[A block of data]
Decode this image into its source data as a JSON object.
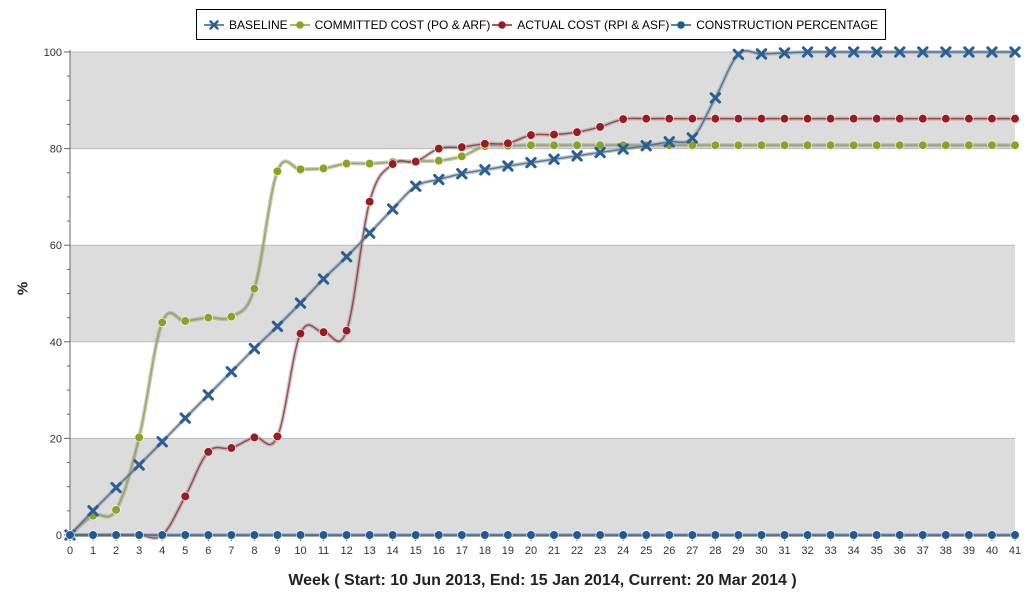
{
  "chart_data": {
    "type": "line",
    "xlabel": "Week ( Start: 10 Jun 2013, End: 15 Jan 2014, Current: 20 Mar 2014 )",
    "ylabel": "%",
    "ylim": [
      0,
      100
    ],
    "yticks": [
      0,
      20,
      40,
      60,
      80,
      100
    ],
    "x": [
      0,
      1,
      2,
      3,
      4,
      5,
      6,
      7,
      8,
      9,
      10,
      11,
      12,
      13,
      14,
      15,
      16,
      17,
      18,
      19,
      20,
      21,
      22,
      23,
      24,
      25,
      26,
      27,
      28,
      29,
      30,
      31,
      32,
      33,
      34,
      35,
      36,
      37,
      38,
      39,
      40,
      41
    ],
    "grid": "alternating horizontal bands",
    "legend_position": "top-center",
    "series": [
      {
        "name": "BASELINE",
        "color": "#2a5f96",
        "marker": "cross-x-icon",
        "values": [
          0,
          5,
          9.8,
          14.5,
          19.3,
          24.2,
          29,
          33.8,
          38.6,
          43.2,
          48,
          53,
          57.6,
          62.5,
          67.5,
          72.2,
          73.6,
          74.8,
          75.6,
          76.4,
          77.1,
          77.8,
          78.5,
          79.2,
          79.9,
          80.6,
          81.4,
          82.2,
          90.5,
          99.5,
          99.6,
          99.8,
          100,
          100,
          100,
          100,
          100,
          100,
          100,
          100,
          100,
          100
        ]
      },
      {
        "name": "COMMITTED COST (PO & ARF)",
        "color": "#8aa323",
        "marker": "dot-icon",
        "values": [
          0,
          4,
          5.2,
          20.2,
          44,
          44.3,
          45,
          45.2,
          51,
          75.3,
          75.7,
          75.9,
          76.9,
          76.9,
          77.2,
          77.4,
          77.5,
          78.4,
          80.5,
          80.6,
          80.7,
          80.7,
          80.7,
          80.7,
          80.7,
          80.7,
          80.7,
          80.7,
          80.7,
          80.7,
          80.7,
          80.7,
          80.7,
          80.7,
          80.7,
          80.7,
          80.7,
          80.7,
          80.7,
          80.7,
          80.7,
          80.7
        ]
      },
      {
        "name": "ACTUAL COST (RPI & ASF)",
        "color": "#9b1c20",
        "marker": "dot-icon",
        "values": [
          0,
          0,
          0,
          0,
          0,
          8,
          17.2,
          18,
          20.2,
          20.4,
          41.7,
          42,
          42.3,
          69,
          76.8,
          77.3,
          80,
          80.3,
          81,
          81.1,
          82.8,
          82.9,
          83.4,
          84.5,
          86.1,
          86.2,
          86.2,
          86.2,
          86.2,
          86.2,
          86.2,
          86.2,
          86.2,
          86.2,
          86.2,
          86.2,
          86.2,
          86.2,
          86.2,
          86.2,
          86.2,
          86.2
        ]
      },
      {
        "name": "CONSTRUCTION PERCENTAGE",
        "color": "#1f5a95",
        "marker": "dot-icon",
        "values": [
          0,
          0,
          0,
          0,
          0,
          0,
          0,
          0,
          0,
          0,
          0,
          0,
          0,
          0,
          0,
          0,
          0,
          0,
          0,
          0,
          0,
          0,
          0,
          0,
          0,
          0,
          0,
          0,
          0,
          0,
          0,
          0,
          0,
          0,
          0,
          0,
          0,
          0,
          0,
          0,
          0,
          0
        ]
      }
    ]
  }
}
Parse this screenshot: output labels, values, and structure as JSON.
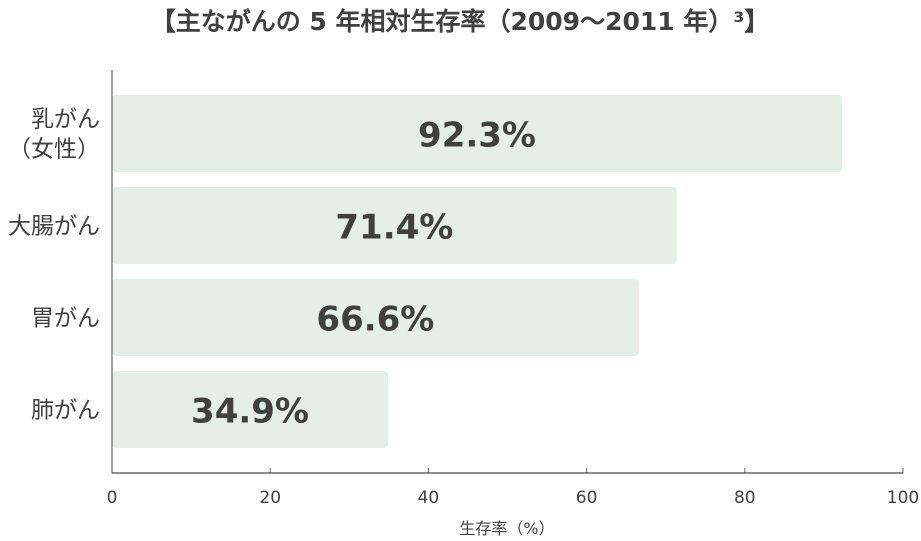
{
  "chart_data": {
    "type": "bar",
    "orientation": "horizontal",
    "title": "【主ながんの 5 年相対生存率（2009～2011 年）³】",
    "xlabel": "生存率（%）",
    "ylabel": "",
    "categories": [
      [
        "乳がん",
        "（女性）"
      ],
      [
        "大腸がん"
      ],
      [
        "胃がん"
      ],
      [
        "肺がん"
      ]
    ],
    "values": [
      92.3,
      71.4,
      66.6,
      34.9
    ],
    "data_labels": [
      "92.3%",
      "71.4%",
      "66.6%",
      "34.9%"
    ],
    "xlim": [
      0,
      100
    ],
    "xticks": [
      0,
      20,
      40,
      60,
      80,
      100
    ],
    "grid": false,
    "colors": {
      "bar": "#e6eeea",
      "text": "#404040",
      "axis": "#666666"
    }
  }
}
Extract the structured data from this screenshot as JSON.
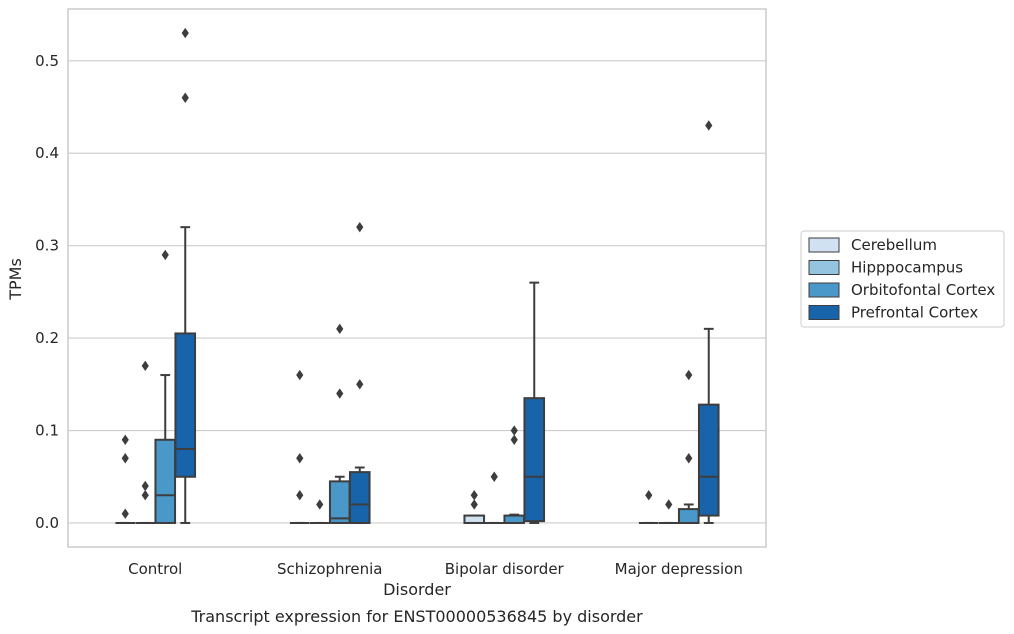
{
  "caption": "Transcript expression for ENST00000536845 by disorder",
  "chart_data": {
    "type": "box",
    "title": "",
    "xlabel": "Disorder",
    "ylabel": "TPMs",
    "ylim": [
      -0.026,
      0.556
    ],
    "yticks": [
      0.0,
      0.1,
      0.2,
      0.3,
      0.4,
      0.5
    ],
    "ytick_labels": [
      "0.0",
      "0.1",
      "0.2",
      "0.3",
      "0.4",
      "0.5"
    ],
    "grid": "horizontal",
    "legend_position": "right",
    "categories": [
      "Control",
      "Schizophrenia",
      "Bipolar disorder",
      "Major depression"
    ],
    "series": [
      {
        "name": "Cerebellum",
        "color": "#d0e1f2",
        "boxes": [
          {
            "q1": 0.0,
            "median": 0.0,
            "q3": 0.0,
            "whislo": 0.0,
            "whishi": 0.0,
            "fliers": [
              0.09,
              0.07,
              0.01
            ]
          },
          {
            "q1": 0.0,
            "median": 0.0,
            "q3": 0.0,
            "whislo": 0.0,
            "whishi": 0.0,
            "fliers": [
              0.16,
              0.07,
              0.03
            ]
          },
          {
            "q1": 0.0,
            "median": 0.0,
            "q3": 0.008,
            "whislo": 0.0,
            "whishi": 0.008,
            "fliers": [
              0.03,
              0.02
            ]
          },
          {
            "q1": 0.0,
            "median": 0.0,
            "q3": 0.0,
            "whislo": 0.0,
            "whishi": 0.0,
            "fliers": [
              0.03
            ]
          }
        ]
      },
      {
        "name": "Hipppocampus",
        "color": "#94c4df",
        "boxes": [
          {
            "q1": 0.0,
            "median": 0.0,
            "q3": 0.0,
            "whislo": 0.0,
            "whishi": 0.0,
            "fliers": [
              0.17,
              0.04,
              0.03
            ]
          },
          {
            "q1": 0.0,
            "median": 0.0,
            "q3": 0.0,
            "whislo": 0.0,
            "whishi": 0.0,
            "fliers": [
              0.02
            ]
          },
          {
            "q1": 0.0,
            "median": 0.0,
            "q3": 0.0,
            "whislo": 0.0,
            "whishi": 0.0,
            "fliers": [
              0.05
            ]
          },
          {
            "q1": 0.0,
            "median": 0.0,
            "q3": 0.0,
            "whislo": 0.0,
            "whishi": 0.0,
            "fliers": [
              0.02
            ]
          }
        ]
      },
      {
        "name": "Orbitofontal Cortex",
        "color": "#4a98c9",
        "boxes": [
          {
            "q1": 0.0,
            "median": 0.03,
            "q3": 0.09,
            "whislo": 0.0,
            "whishi": 0.16,
            "fliers": [
              0.29
            ]
          },
          {
            "q1": 0.0,
            "median": 0.005,
            "q3": 0.045,
            "whislo": 0.0,
            "whishi": 0.05,
            "fliers": [
              0.21,
              0.14
            ]
          },
          {
            "q1": 0.0,
            "median": 0.0,
            "q3": 0.008,
            "whislo": 0.0,
            "whishi": 0.009,
            "fliers": [
              0.1,
              0.09
            ]
          },
          {
            "q1": 0.0,
            "median": 0.0,
            "q3": 0.015,
            "whislo": 0.0,
            "whishi": 0.02,
            "fliers": [
              0.16,
              0.07
            ]
          }
        ]
      },
      {
        "name": "Prefrontal Cortex",
        "color": "#1764ab",
        "boxes": [
          {
            "q1": 0.05,
            "median": 0.08,
            "q3": 0.205,
            "whislo": 0.0,
            "whishi": 0.32,
            "fliers": [
              0.53,
              0.46
            ]
          },
          {
            "q1": 0.0,
            "median": 0.02,
            "q3": 0.055,
            "whislo": 0.0,
            "whishi": 0.06,
            "fliers": [
              0.32,
              0.15
            ]
          },
          {
            "q1": 0.002,
            "median": 0.05,
            "q3": 0.135,
            "whislo": 0.0,
            "whishi": 0.26,
            "fliers": []
          },
          {
            "q1": 0.008,
            "median": 0.05,
            "q3": 0.128,
            "whislo": 0.0,
            "whishi": 0.21,
            "fliers": [
              0.43
            ]
          }
        ]
      }
    ]
  }
}
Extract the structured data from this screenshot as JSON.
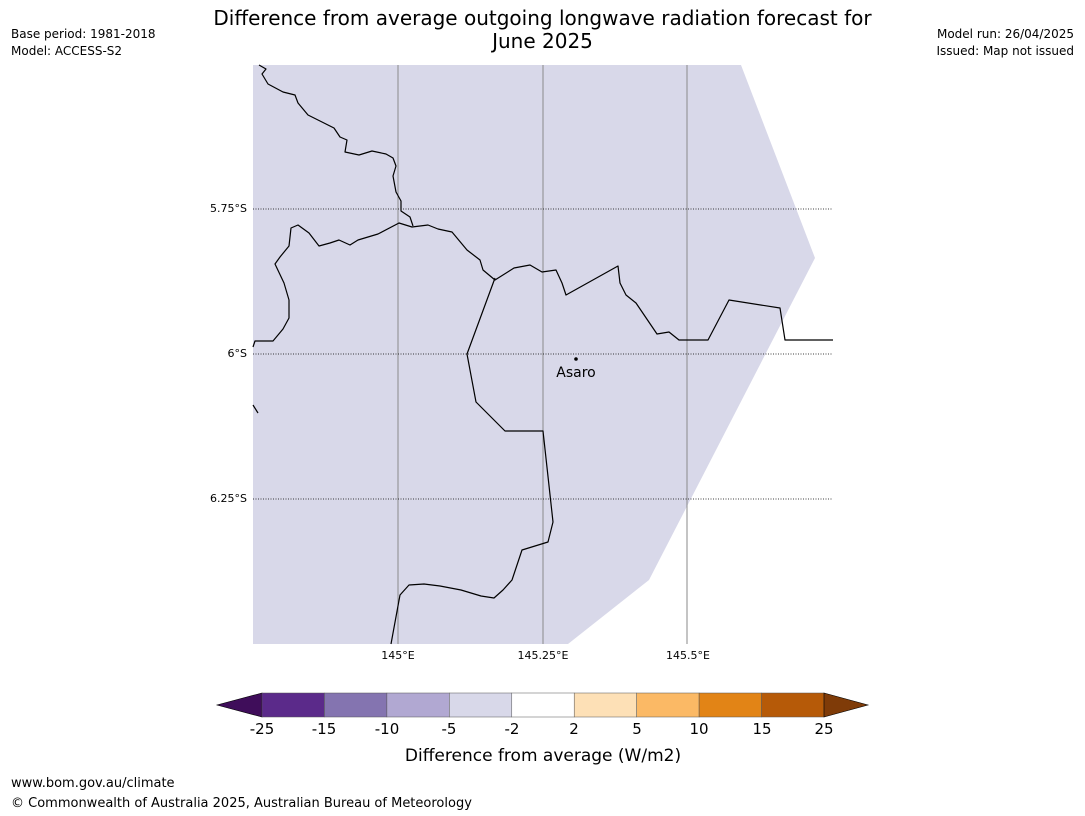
{
  "header": {
    "base_period": "Base period: 1981-2018",
    "model": "Model: ACCESS-S2",
    "model_run": "Model run: 26/04/2025",
    "issued": "Issued: Map not issued",
    "title_line1": "Difference from average outgoing longwave radiation forecast for",
    "title_line2": "June 2025"
  },
  "map": {
    "fill_color": "#d8d8e9",
    "latitudes": [
      "5.75°S",
      "6°S",
      "6.25°S"
    ],
    "longitudes": [
      "145°E",
      "145.25°E",
      "145.5°E"
    ],
    "place": {
      "name": "Asaro",
      "icon": "location-dot-icon"
    }
  },
  "legend": {
    "label": "Difference from average (W/m2)",
    "ticks": [
      "-25",
      "-15",
      "-10",
      "-5",
      "-2",
      "2",
      "5",
      "10",
      "15",
      "25"
    ],
    "colors": [
      "#3f0d5a",
      "#5b2a8a",
      "#8474b0",
      "#b1a8d2",
      "#d8d8e9",
      "#ffffff",
      "#fde0b6",
      "#fbb965",
      "#e28416",
      "#b65a08",
      "#7f3b08"
    ]
  },
  "footer": {
    "url": "www.bom.gov.au/climate",
    "copyright": "© Commonwealth of Australia 2025, Australian Bureau of Meteorology"
  }
}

## WRITTEN TASK
Identify and extract each line of the listing that contains "Model".

## TASK RESULT
    "model": "Model: ACCESS-S2",
    "model_run": "Model run: 26/04/2025",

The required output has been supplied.